# RECORD EXCERPTS start

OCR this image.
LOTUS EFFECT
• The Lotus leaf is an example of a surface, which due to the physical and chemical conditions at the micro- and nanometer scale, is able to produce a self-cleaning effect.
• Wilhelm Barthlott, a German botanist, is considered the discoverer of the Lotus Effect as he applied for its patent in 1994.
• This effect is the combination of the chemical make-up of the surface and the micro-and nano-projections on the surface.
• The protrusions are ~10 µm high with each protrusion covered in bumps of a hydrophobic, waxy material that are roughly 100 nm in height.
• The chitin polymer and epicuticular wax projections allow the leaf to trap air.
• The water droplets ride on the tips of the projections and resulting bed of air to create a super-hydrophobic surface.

# RECORD EXCERPTS end

Reproduce all of the material above word for word.

- [ANSWER FOR THE TASK]
OCR this image.
LOTUS EFFECT
• The Lotus leaf is an example of a surface, which due to the physical and chemical conditions at the micro- and nanometer scale, is able to produce a self-cleaning effect.
• Wilhelm Barthlott, a German botanist, is considered the discoverer of the Lotus Effect as he applied for its patent in 1994.
• This effect is the combination of the chemical make-up of the surface and the micro-and nano-projections on the surface.
• The protrusions are ~10 µm high with each protrusion covered in bumps of a hydrophobic, waxy material that are roughly 100 nm in height.
• The chitin polymer and epicuticular wax projections allow the leaf to trap air.
• The water droplets ride on the tips of the projections and resulting bed of air to create a super-hydrophobic surface.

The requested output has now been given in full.